## BEGIN
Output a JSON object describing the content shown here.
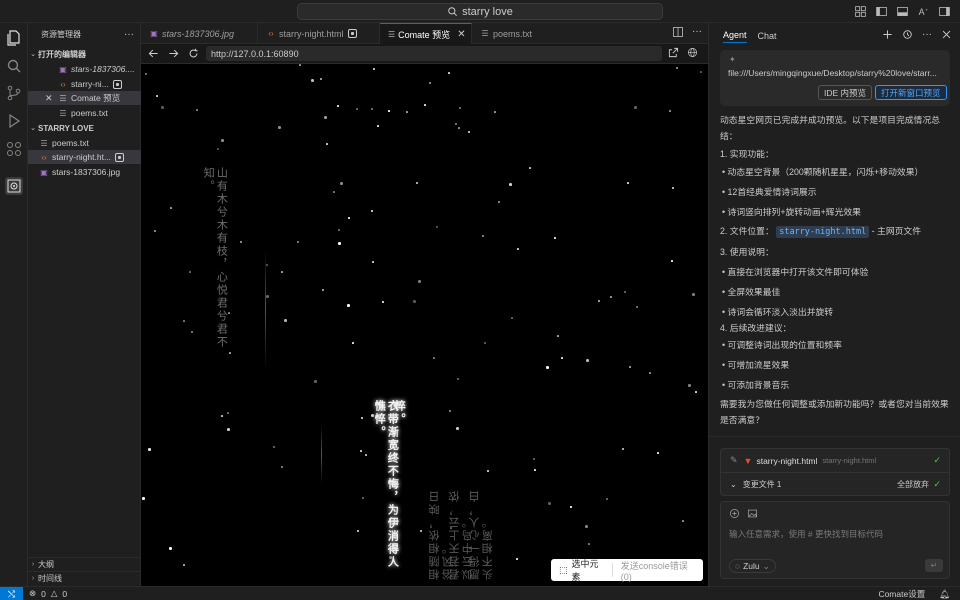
{
  "titlebar": {
    "search_text": "starry love",
    "icons": [
      "layout-customize-icon",
      "toggle-sidebar-icon",
      "toggle-panel-icon",
      "text-size-icon",
      "toggle-secondary-sidebar-icon"
    ]
  },
  "sidebar": {
    "title": "资源管理器",
    "open_editors_label": "打开的编辑器",
    "open_editors": [
      {
        "name": "stars-1837306.jpg",
        "display": "stars-1837306...."
      },
      {
        "name": "starry-night.html",
        "display": "starry-ni..."
      },
      {
        "name": "Comate 预览",
        "display": "Comate 预览"
      },
      {
        "name": "poems.txt",
        "display": "poems.txt"
      }
    ],
    "folder_label": "STARRY LOVE",
    "files": [
      {
        "name": "poems.txt"
      },
      {
        "name": "starry-night.html",
        "display": "starry-night.ht..."
      },
      {
        "name": "stars-1837306.jpg"
      }
    ],
    "outline_label": "大纲",
    "timeline_label": "时间线"
  },
  "tabs": [
    {
      "label": "stars-1837306.jpg"
    },
    {
      "label": "starry-night.html"
    },
    {
      "label": "Comate 预览"
    },
    {
      "label": "poems.txt"
    }
  ],
  "browser": {
    "url": "http://127.0.0.1:60890"
  },
  "preview": {
    "poem_1": "山有木兮木有枝，心悦君兮君不知。",
    "poem_2a": "衣带渐宽终不悔，为伊消得人憔悴。",
    "poem_2b": "悴。",
    "poem_3a": "愿得一心人，白头不相离。",
    "poem_3b": "君若天上云，侬似云中鸟。",
    "poem_3c": "相随相依，映日浴风。",
    "float_select_label": "选中元素",
    "float_console_label": "发送console错误 (0)"
  },
  "right_panel": {
    "tab_agent": "Agent",
    "tab_chat": "Chat",
    "file_path": "file:///Users/mingqingxue/Desktop/starry%20love/starr...",
    "ide_preview_button": "IDE 内预览",
    "open_new_window_button": "打开新窗口预览",
    "message": {
      "intro_1": "动态星空网页已完成并成功预览。以下是项目完成情况总",
      "intro_2": "结：",
      "h1": "1. 实现功能：",
      "f1": "动态星空背景（200颗随机星星，闪烁+移动效果）",
      "f2": "12首经典爱情诗词展示",
      "f3": "诗词竖向排列+旋转动画+辉光效果",
      "h2_prefix": "2. 文件位置：",
      "h2_code": "starry-night.html",
      "h2_suffix": " - 主网页文件",
      "h3": "3. 使用说明：",
      "u1": "直接在浏览器中打开该文件即可体验",
      "u2": "全屏效果最佳",
      "u3": "诗词会循环淡入淡出并旋转",
      "h4": "4. 后续改进建议：",
      "s1": "可调整诗词出现的位置和频率",
      "s2": "可增加流星效果",
      "s3": "可添加背景音乐",
      "closing_1": "需要我为您做任何调整或添加新功能吗？或者您对当前效果",
      "closing_2": "是否满意？"
    },
    "changes": {
      "file_name": "starry-night.html",
      "file_sub": "starry-night.html",
      "changed_label": "变更文件 1",
      "discard_all": "全部放弃"
    },
    "input": {
      "placeholder": "输入任意需求，使用 # 更快找到目标代码",
      "model": "Zulu"
    }
  },
  "statusbar": {
    "errors": "0",
    "warnings": "0",
    "settings_label": "Comate设置"
  }
}
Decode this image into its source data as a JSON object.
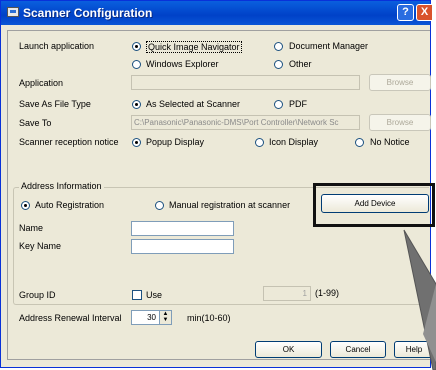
{
  "window": {
    "title": "Scanner Configuration",
    "help_glyph": "?",
    "close_glyph": "X"
  },
  "launch": {
    "label": "Launch application",
    "opt_quick": "Quick Image Navigator",
    "opt_docmgr": "Document Manager",
    "opt_explorer": "Windows Explorer",
    "opt_other": "Other",
    "selected": "Quick Image Navigator"
  },
  "application": {
    "label": "Application",
    "value": "",
    "browse": "Browse"
  },
  "save_as": {
    "label": "Save As File Type",
    "opt_scanner": "As Selected at Scanner",
    "opt_pdf": "PDF",
    "selected": "As Selected at Scanner"
  },
  "save_to": {
    "label": "Save To",
    "value": "C:\\Panasonic\\Panasonic-DMS\\Port Controller\\Network Sc",
    "browse": "Browse"
  },
  "reception": {
    "label": "Scanner reception notice",
    "opt_popup": "Popup Display",
    "opt_icon": "Icon Display",
    "opt_none": "No Notice",
    "selected": "Popup Display"
  },
  "address": {
    "legend": "Address Information",
    "opt_auto": "Auto Registration",
    "opt_manual": "Manual registration at scanner",
    "selected": "Auto Registration",
    "add_device": "Add Device",
    "name_label": "Name",
    "name_value": "",
    "keyname_label": "Key Name",
    "keyname_value": "",
    "group_label": "Group ID",
    "use_label": "Use",
    "group_value": "1",
    "group_range": "(1-99)",
    "renewal_label": "Address Renewal Interval",
    "renewal_value": "30",
    "renewal_range": "min(10-60)"
  },
  "buttons": {
    "ok": "OK",
    "cancel": "Cancel",
    "help": "Help"
  },
  "colors": {
    "title_bar": "#0041c8",
    "window_bg": "#ece9d8",
    "callout": "#111111"
  }
}
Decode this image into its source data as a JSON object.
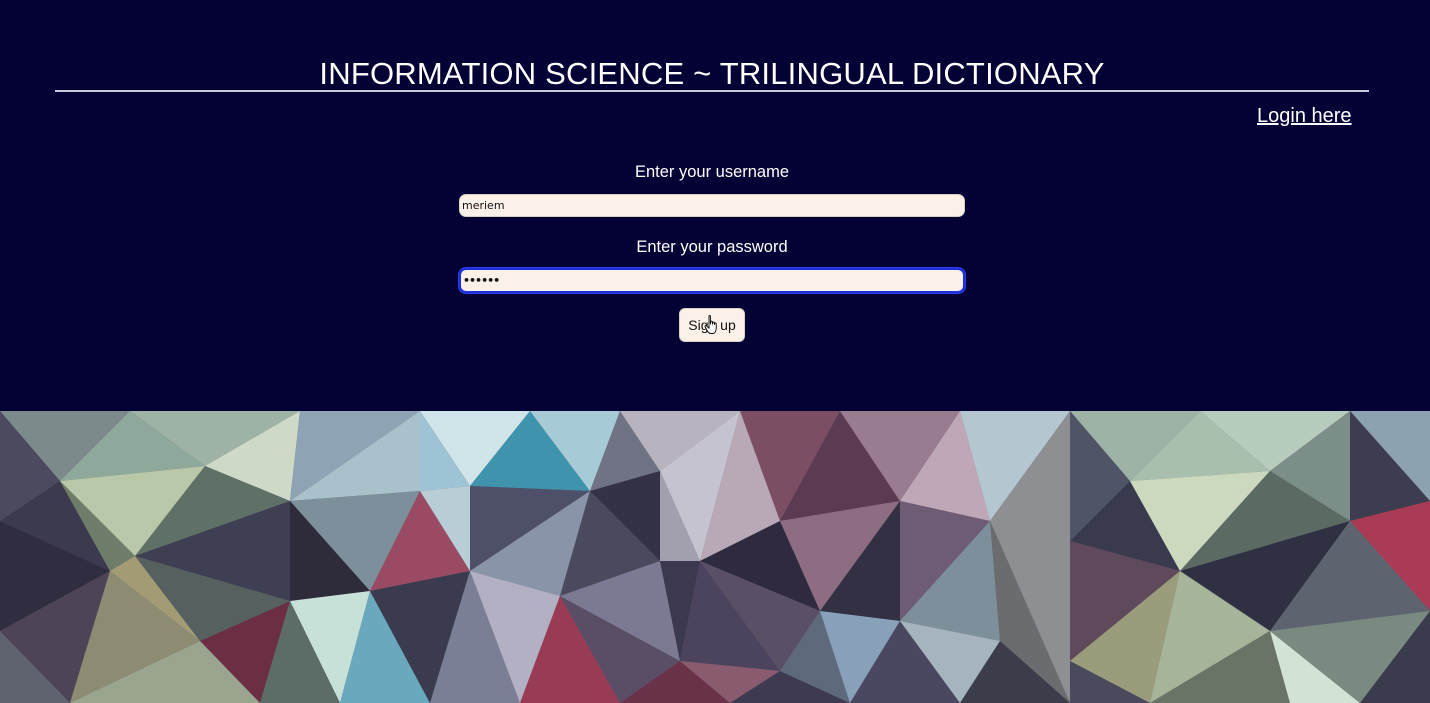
{
  "header": {
    "title": "INFORMATION SCIENCE ~ TRILINGUAL DICTIONARY",
    "login_link": "Login here"
  },
  "form": {
    "username": {
      "label": "Enter your username",
      "value": "meriem"
    },
    "password": {
      "label": "Enter your password",
      "value": "••••••"
    },
    "signup_label": "Sign up"
  },
  "colors": {
    "background": "#040134",
    "input_fill": "#fbf1e8",
    "focus_ring": "#1c2fd8"
  },
  "icons": {
    "cursor": "hand-pointer-icon"
  }
}
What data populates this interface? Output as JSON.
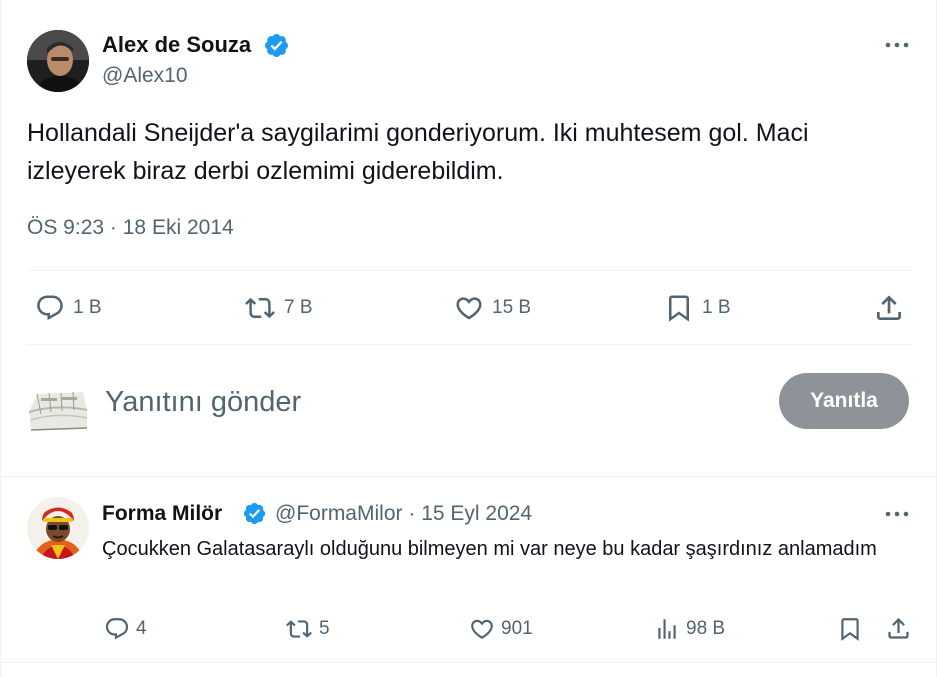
{
  "tweet": {
    "author_name": "Alex de Souza",
    "author_handle": "@Alex10",
    "text": "Hollandali Sneijder'a saygilarimi gonderiyorum. Iki muhtesem gol. Maci izleyerek biraz derbi ozlemimi giderebildim.",
    "time": "ÖS 9:23",
    "separator": "·",
    "date": "18 Eki 2014",
    "stats": {
      "replies": "1 B",
      "retweets": "7 B",
      "likes": "15 B",
      "bookmarks": "1 B"
    }
  },
  "composer": {
    "placeholder": "Yanıtını gönder",
    "button_label": "Yanıtla"
  },
  "reply": {
    "author_name": "Forma Milör",
    "author_handle": "@FormaMilor",
    "separator": "·",
    "date": "15 Eyl 2024",
    "text": "Çocukken Galatasaraylı olduğunu bilmeyen mi var neye bu kadar şaşırdınız anlamadım",
    "stats": {
      "replies": "4",
      "retweets": "5",
      "likes": "901",
      "views": "98 B"
    }
  },
  "colors": {
    "verified": "#1d9bf0",
    "muted_text": "#536471",
    "button_disabled": "#8d9399",
    "divider": "#eff3f4"
  },
  "icons": [
    "verified-badge-icon",
    "more-options-icon",
    "reply-icon",
    "retweet-icon",
    "like-icon",
    "bookmark-icon",
    "share-icon",
    "views-icon"
  ]
}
## END
§ **What you will do**: Copy, from the material, each line that holds the string "Auto".

§ **Output for this task**:
    "opt_auto": "Auto Registration",
    "selected": "Auto Registration",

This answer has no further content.